#### Provided records

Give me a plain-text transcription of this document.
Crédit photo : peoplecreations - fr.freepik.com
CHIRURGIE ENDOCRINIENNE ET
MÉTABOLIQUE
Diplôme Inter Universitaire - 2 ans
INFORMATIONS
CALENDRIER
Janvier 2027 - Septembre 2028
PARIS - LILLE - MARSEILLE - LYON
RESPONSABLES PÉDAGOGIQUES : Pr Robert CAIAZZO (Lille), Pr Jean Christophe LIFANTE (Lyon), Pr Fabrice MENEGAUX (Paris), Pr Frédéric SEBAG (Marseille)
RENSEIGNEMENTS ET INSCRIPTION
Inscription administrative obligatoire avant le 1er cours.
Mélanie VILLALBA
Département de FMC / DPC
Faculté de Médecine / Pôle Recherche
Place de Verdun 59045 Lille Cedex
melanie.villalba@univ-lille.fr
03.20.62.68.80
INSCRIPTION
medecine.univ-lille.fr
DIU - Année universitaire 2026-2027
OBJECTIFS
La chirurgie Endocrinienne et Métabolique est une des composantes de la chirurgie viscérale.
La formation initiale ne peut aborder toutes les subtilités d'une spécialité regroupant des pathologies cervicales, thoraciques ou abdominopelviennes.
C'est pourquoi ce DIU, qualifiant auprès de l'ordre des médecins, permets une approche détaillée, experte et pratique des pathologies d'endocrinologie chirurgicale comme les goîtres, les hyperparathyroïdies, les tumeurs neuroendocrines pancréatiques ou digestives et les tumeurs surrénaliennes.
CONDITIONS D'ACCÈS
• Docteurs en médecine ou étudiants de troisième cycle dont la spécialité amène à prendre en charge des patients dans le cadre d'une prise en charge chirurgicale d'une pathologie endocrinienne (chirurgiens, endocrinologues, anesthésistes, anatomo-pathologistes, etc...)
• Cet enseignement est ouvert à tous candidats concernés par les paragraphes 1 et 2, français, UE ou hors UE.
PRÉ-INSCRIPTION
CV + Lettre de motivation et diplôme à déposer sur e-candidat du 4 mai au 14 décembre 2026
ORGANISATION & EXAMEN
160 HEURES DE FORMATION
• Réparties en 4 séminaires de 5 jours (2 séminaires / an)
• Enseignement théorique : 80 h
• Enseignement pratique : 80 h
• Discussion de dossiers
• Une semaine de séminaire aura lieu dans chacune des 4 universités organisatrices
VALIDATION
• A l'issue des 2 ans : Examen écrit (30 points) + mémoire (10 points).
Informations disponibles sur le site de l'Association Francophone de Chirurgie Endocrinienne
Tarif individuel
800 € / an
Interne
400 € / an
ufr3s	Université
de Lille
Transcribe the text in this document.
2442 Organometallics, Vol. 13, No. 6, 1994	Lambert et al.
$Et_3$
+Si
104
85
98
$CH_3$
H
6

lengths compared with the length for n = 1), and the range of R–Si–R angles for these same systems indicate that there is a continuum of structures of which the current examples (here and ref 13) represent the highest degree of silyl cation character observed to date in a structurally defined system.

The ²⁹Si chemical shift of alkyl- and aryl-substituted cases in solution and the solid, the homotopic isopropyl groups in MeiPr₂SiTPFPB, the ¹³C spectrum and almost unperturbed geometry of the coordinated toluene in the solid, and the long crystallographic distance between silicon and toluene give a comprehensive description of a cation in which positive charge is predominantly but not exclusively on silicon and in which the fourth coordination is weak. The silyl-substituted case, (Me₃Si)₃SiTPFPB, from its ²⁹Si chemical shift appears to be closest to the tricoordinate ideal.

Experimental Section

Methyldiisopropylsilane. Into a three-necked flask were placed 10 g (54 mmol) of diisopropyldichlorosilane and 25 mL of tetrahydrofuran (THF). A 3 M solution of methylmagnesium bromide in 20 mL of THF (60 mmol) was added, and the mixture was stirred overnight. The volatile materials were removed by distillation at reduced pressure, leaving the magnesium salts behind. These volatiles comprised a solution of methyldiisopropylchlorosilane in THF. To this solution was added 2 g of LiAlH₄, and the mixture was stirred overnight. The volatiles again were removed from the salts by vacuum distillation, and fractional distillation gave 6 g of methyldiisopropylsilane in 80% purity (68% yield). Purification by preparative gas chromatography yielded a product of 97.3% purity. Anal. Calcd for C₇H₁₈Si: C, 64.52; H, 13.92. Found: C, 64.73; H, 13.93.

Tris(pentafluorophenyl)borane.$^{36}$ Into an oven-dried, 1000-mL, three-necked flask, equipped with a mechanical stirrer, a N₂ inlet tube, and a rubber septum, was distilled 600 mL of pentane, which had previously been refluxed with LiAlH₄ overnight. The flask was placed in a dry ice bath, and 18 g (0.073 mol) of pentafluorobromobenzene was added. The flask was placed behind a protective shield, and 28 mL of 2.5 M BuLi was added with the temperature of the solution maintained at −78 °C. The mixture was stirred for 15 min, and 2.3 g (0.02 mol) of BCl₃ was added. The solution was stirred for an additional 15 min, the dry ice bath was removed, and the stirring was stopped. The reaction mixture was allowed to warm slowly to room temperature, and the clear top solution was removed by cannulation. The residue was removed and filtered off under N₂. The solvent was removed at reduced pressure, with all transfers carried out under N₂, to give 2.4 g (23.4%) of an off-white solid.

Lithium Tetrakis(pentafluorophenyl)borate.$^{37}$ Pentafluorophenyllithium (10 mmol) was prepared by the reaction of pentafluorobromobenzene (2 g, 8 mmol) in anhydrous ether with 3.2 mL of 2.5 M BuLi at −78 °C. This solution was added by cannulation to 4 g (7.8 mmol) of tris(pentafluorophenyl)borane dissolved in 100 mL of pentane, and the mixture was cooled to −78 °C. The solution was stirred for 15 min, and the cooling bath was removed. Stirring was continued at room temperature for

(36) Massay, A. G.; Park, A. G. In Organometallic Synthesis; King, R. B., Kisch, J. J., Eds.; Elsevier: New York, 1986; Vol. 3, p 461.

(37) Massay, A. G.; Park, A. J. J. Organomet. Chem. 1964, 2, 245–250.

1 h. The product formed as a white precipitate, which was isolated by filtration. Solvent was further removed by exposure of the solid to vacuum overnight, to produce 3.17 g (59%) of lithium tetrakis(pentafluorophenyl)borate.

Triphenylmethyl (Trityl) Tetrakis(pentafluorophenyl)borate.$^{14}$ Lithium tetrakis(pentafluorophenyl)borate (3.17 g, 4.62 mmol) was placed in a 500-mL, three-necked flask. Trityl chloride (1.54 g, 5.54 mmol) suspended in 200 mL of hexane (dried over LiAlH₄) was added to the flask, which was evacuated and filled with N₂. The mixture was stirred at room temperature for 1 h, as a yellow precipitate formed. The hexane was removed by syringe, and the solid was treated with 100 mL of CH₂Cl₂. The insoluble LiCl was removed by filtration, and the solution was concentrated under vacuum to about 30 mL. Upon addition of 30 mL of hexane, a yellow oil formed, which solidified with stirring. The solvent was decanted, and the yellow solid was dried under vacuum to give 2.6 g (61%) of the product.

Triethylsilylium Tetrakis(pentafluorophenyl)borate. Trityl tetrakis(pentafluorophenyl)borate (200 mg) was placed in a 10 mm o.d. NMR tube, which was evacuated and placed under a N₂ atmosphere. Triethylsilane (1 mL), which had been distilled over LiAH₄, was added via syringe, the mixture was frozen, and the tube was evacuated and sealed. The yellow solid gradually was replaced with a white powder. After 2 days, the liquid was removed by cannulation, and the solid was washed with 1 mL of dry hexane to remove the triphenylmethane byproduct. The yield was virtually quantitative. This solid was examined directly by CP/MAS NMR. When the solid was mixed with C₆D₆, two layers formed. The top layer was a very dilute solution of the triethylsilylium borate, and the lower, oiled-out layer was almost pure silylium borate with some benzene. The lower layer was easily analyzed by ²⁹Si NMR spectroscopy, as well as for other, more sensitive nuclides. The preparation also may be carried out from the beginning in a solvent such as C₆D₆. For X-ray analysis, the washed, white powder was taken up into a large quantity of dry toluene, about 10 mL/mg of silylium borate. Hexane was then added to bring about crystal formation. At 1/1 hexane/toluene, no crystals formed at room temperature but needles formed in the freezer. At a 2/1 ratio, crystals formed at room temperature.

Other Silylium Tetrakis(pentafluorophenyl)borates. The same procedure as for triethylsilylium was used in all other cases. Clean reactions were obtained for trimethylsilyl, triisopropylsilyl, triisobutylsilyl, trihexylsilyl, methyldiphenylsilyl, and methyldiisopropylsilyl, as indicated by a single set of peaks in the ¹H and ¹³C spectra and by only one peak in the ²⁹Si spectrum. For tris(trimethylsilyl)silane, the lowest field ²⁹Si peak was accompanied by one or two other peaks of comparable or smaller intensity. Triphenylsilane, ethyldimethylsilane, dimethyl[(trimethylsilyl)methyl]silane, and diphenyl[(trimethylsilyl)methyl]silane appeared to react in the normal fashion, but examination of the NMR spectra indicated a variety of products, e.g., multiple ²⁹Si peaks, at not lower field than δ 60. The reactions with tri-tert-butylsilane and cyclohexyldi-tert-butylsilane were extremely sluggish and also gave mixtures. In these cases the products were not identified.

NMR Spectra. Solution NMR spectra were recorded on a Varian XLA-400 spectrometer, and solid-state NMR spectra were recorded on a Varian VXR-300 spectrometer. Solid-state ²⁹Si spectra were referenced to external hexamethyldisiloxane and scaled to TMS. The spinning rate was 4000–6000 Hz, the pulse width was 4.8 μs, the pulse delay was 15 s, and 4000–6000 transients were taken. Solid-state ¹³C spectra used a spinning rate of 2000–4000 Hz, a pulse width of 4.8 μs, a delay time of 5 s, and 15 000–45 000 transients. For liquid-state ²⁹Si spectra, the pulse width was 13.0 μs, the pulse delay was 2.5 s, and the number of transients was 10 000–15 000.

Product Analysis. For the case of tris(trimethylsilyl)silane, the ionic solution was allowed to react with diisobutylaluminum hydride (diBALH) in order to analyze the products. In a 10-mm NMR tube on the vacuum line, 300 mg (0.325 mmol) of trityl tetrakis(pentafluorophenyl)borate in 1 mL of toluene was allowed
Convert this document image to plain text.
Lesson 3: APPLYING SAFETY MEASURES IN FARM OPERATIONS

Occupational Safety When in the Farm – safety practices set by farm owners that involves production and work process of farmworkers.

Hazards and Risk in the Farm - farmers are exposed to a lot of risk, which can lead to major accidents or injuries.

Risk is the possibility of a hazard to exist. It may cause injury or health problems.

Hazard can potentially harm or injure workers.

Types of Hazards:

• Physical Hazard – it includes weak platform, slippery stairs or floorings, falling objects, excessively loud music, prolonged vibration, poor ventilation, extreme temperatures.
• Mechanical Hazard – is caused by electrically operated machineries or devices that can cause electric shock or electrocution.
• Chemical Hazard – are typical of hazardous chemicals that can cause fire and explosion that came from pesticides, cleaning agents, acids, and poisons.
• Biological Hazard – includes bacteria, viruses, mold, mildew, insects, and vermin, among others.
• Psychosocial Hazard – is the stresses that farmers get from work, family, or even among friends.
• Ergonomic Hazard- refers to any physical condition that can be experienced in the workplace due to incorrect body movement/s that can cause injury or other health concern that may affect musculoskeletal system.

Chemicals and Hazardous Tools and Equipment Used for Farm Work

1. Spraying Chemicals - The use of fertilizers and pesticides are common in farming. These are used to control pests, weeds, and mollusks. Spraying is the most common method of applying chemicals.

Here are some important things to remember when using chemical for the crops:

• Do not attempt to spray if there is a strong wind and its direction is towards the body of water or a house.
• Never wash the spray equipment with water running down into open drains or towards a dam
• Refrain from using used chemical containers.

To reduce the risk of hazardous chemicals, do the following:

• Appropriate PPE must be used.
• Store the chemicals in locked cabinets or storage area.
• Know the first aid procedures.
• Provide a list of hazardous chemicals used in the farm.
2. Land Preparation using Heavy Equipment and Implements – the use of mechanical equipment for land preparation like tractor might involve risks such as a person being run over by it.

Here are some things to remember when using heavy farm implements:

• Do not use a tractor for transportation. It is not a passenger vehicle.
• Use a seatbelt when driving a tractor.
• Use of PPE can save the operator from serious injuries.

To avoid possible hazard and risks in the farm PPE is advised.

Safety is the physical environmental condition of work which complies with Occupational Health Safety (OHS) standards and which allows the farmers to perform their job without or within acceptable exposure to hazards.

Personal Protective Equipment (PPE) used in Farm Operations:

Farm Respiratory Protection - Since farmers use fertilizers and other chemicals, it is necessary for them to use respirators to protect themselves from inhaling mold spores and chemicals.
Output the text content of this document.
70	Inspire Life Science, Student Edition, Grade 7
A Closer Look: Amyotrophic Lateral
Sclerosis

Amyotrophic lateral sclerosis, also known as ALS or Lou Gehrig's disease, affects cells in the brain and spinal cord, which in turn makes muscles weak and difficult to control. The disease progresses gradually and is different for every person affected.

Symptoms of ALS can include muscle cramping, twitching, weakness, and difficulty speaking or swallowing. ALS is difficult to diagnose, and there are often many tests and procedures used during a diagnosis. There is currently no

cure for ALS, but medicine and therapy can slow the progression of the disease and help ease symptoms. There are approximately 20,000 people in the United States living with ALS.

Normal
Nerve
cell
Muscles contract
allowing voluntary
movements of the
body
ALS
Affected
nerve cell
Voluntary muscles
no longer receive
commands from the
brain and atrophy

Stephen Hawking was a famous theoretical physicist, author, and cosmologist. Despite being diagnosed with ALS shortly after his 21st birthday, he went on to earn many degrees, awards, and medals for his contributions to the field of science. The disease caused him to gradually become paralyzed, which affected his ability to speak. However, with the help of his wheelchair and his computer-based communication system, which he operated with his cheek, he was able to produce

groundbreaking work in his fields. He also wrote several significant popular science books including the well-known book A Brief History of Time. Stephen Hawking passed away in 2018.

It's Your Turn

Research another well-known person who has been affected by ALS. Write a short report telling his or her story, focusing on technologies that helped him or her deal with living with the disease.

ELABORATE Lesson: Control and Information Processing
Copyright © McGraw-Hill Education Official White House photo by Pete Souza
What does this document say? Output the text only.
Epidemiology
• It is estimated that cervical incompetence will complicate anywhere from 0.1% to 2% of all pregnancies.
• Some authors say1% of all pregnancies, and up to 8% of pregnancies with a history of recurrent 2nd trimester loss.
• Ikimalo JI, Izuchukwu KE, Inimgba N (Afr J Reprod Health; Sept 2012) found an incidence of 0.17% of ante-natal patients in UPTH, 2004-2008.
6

########

■ Exercise
In which lines of the records does the word "text" appear? Copy each of them.

■ Reply
Give me a plain-text transcription of this document.
Transcribe the text in this document.
Convert this document image to plain text.
Output the text content of this document.
What does this document say? Output the text only.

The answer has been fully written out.